— WHAT YOU WILL DO —
Quote every line as given.

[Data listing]
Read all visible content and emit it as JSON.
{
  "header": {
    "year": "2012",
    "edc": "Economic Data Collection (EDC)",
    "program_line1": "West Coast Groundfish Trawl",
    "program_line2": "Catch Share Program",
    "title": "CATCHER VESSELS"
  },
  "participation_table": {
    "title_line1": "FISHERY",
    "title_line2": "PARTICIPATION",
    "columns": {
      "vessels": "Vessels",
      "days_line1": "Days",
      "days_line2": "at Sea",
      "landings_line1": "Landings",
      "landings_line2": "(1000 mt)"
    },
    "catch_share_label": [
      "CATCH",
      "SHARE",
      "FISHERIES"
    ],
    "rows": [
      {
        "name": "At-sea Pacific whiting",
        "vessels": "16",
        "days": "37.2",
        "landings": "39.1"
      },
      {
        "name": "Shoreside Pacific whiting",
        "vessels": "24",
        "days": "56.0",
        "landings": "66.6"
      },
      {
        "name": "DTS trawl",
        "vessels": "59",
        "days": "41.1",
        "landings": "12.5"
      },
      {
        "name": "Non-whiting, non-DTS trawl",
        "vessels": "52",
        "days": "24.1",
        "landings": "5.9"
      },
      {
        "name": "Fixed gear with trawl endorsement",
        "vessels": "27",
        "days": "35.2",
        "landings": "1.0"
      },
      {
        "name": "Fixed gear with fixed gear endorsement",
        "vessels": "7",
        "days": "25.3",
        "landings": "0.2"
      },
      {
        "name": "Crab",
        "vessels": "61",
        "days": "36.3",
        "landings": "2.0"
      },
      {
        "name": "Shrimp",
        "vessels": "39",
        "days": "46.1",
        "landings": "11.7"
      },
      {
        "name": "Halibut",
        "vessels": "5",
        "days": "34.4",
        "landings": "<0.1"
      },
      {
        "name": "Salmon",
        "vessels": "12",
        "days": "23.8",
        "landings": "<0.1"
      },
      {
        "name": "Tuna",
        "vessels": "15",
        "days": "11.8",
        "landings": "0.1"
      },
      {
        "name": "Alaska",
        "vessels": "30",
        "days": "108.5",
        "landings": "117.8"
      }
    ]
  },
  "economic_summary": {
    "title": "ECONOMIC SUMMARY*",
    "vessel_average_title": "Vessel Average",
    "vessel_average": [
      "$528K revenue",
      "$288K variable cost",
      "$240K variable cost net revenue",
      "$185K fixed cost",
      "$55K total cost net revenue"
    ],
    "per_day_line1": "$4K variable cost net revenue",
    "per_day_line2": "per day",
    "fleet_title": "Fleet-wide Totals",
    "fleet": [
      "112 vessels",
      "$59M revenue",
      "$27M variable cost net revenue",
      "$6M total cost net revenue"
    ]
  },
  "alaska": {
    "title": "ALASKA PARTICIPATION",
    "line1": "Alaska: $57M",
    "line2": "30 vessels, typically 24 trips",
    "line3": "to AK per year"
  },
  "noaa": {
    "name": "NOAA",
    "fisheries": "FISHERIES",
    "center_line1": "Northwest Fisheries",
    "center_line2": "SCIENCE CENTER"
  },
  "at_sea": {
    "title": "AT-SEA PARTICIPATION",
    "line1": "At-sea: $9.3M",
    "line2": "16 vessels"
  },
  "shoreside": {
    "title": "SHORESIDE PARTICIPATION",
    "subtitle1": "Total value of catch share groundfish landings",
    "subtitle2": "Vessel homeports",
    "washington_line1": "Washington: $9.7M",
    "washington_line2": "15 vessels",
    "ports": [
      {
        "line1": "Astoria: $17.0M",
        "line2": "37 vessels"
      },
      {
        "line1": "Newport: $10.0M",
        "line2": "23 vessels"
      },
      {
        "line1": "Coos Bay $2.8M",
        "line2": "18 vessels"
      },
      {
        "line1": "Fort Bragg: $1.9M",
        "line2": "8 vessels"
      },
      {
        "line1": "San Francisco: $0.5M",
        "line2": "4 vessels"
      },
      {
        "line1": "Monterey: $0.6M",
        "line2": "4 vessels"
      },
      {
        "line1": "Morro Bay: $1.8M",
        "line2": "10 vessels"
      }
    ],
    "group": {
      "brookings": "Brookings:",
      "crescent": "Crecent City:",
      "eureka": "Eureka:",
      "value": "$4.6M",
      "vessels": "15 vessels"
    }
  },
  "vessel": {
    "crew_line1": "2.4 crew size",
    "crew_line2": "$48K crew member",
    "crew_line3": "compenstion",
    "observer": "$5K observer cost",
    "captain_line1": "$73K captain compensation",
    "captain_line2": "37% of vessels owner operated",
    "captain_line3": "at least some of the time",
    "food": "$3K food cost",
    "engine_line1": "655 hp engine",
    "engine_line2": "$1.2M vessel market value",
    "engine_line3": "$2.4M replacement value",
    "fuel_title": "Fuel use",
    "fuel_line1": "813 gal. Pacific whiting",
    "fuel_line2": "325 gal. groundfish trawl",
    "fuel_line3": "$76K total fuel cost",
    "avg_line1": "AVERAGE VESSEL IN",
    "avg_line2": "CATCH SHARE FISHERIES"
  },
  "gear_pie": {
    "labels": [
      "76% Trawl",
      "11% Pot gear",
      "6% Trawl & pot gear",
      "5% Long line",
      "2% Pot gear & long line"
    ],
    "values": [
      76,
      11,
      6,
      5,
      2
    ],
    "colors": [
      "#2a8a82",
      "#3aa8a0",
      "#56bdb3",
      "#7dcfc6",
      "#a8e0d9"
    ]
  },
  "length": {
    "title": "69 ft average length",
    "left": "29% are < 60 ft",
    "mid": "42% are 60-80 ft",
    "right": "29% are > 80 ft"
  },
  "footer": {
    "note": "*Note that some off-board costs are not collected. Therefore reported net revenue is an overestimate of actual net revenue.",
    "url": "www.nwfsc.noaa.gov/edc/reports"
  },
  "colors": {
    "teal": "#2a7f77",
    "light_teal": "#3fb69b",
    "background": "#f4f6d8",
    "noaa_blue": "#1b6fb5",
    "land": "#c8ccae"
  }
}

— EXERCISE ANSWER —
Read all visible content and emit it as JSON.
{
  "header": {
    "year": "2012",
    "edc": "Economic Data Collection (EDC)",
    "program_line1": "West Coast Groundfish Trawl",
    "program_line2": "Catch Share Program",
    "title": "CATCHER VESSELS"
  },
  "participation_table": {
    "title_line1": "FISHERY",
    "title_line2": "PARTICIPATION",
    "columns": {
      "vessels": "Vessels",
      "days_line1": "Days",
      "days_line2": "at Sea",
      "landings_line1": "Landings",
      "landings_line2": "(1000 mt)"
    },
    "catch_share_label": [
      "CATCH",
      "SHARE",
      "FISHERIES"
    ],
    "rows": [
      {
        "name": "At-sea Pacific whiting",
        "vessels": "16",
        "days": "37.2",
        "landings": "39.1"
      },
      {
        "name": "Shoreside Pacific whiting",
        "vessels": "24",
        "days": "56.0",
        "landings": "66.6"
      },
      {
        "name": "DTS trawl",
        "vessels": "59",
        "days": "41.1",
        "landings": "12.5"
      },
      {
        "name": "Non-whiting, non-DTS trawl",
        "vessels": "52",
        "days": "24.1",
        "landings": "5.9"
      },
      {
        "name": "Fixed gear with trawl endorsement",
        "vessels": "27",
        "days": "35.2",
        "landings": "1.0"
      },
      {
        "name": "Fixed gear with fixed gear endorsement",
        "vessels": "7",
        "days": "25.3",
        "landings": "0.2"
      },
      {
        "name": "Crab",
        "vessels": "61",
        "days": "36.3",
        "landings": "2.0"
      },
      {
        "name": "Shrimp",
        "vessels": "39",
        "days": "46.1",
        "landings": "11.7"
      },
      {
        "name": "Halibut",
        "vessels": "5",
        "days": "34.4",
        "landings": "<0.1"
      },
      {
        "name": "Salmon",
        "vessels": "12",
        "days": "23.8",
        "landings": "<0.1"
      },
      {
        "name": "Tuna",
        "vessels": "15",
        "days": "11.8",
        "landings": "0.1"
      },
      {
        "name": "Alaska",
        "vessels": "30",
        "days": "108.5",
        "landings": "117.8"
      }
    ]
  },
  "economic_summary": {
    "title": "ECONOMIC SUMMARY*",
    "vessel_average_title": "Vessel Average",
    "vessel_average": [
      "$528K revenue",
      "$288K variable cost",
      "$240K variable cost net revenue",
      "$185K fixed cost",
      "$55K total cost net revenue"
    ],
    "per_day_line1": "$4K variable cost net revenue",
    "per_day_line2": "per day",
    "fleet_title": "Fleet-wide Totals",
    "fleet": [
      "112 vessels",
      "$59M revenue",
      "$27M variable cost net revenue",
      "$6M total cost net revenue"
    ]
  },
  "alaska": {
    "title": "ALASKA PARTICIPATION",
    "line1": "Alaska: $57M",
    "line2": "30 vessels, typically 24 trips",
    "line3": "to AK per year"
  },
  "noaa": {
    "name": "NOAA",
    "fisheries": "FISHERIES",
    "center_line1": "Northwest Fisheries",
    "center_line2": "SCIENCE CENTER"
  },
  "at_sea": {
    "title": "AT-SEA PARTICIPATION",
    "line1": "At-sea: $9.3M",
    "line2": "16 vessels"
  },
  "shoreside": {
    "title": "SHORESIDE PARTICIPATION",
    "subtitle1": "Total value of catch share groundfish landings",
    "subtitle2": "Vessel homeports",
    "washington_line1": "Washington: $9.7M",
    "washington_line2": "15 vessels",
    "ports": [
      {
        "line1": "Astoria: $17.0M",
        "line2": "37 vessels"
      },
      {
        "line1": "Newport: $10.0M",
        "line2": "23 vessels"
      },
      {
        "line1": "Coos Bay $2.8M",
        "line2": "18 vessels"
      },
      {
        "line1": "Fort Bragg: $1.9M",
        "line2": "8 vessels"
      },
      {
        "line1": "San Francisco: $0.5M",
        "line2": "4 vessels"
      },
      {
        "line1": "Monterey: $0.6M",
        "line2": "4 vessels"
      },
      {
        "line1": "Morro Bay: $1.8M",
        "line2": "10 vessels"
      }
    ],
    "group": {
      "brookings": "Brookings:",
      "crescent": "Crecent City:",
      "eureka": "Eureka:",
      "value": "$4.6M",
      "vessels": "15 vessels"
    }
  },
  "vessel": {
    "crew_line1": "2.4 crew size",
    "crew_line2": "$48K crew member",
    "crew_line3": "compenstion",
    "observer": "$5K observer cost",
    "captain_line1": "$73K captain compensation",
    "captain_line2": "37% of vessels owner operated",
    "captain_line3": "at least some of the time",
    "food": "$3K food cost",
    "engine_line1": "655 hp engine",
    "engine_line2": "$1.2M vessel market value",
    "engine_line3": "$2.4M replacement value",
    "fuel_title": "Fuel use",
    "fuel_line1": "813 gal. Pacific whiting",
    "fuel_line2": "325 gal. groundfish trawl",
    "fuel_line3": "$76K total fuel cost",
    "avg_line1": "AVERAGE VESSEL IN",
    "avg_line2": "CATCH SHARE FISHERIES"
  },
  "gear_pie": {
    "labels": [
      "76% Trawl",
      "11% Pot gear",
      "6% Trawl & pot gear",
      "5% Long line",
      "2% Pot gear & long line"
    ],
    "values": [
      76,
      11,
      6,
      5,
      2
    ],
    "colors": [
      "#2a8a82",
      "#3aa8a0",
      "#56bdb3",
      "#7dcfc6",
      "#a8e0d9"
    ]
  },
  "length": {
    "title": "69 ft average length",
    "left": "29% are < 60 ft",
    "mid": "42% are 60-80 ft",
    "right": "29% are > 80 ft"
  },
  "footer": {
    "note": "*Note that some off-board costs are not collected. Therefore reported net revenue is an overestimate of actual net revenue.",
    "url": "www.nwfsc.noaa.gov/edc/reports"
  },
  "colors": {
    "teal": "#2a7f77",
    "light_teal": "#3fb69b",
    "background": "#f4f6d8",
    "noaa_blue": "#1b6fb5",
    "land": "#c8ccae"
  }
}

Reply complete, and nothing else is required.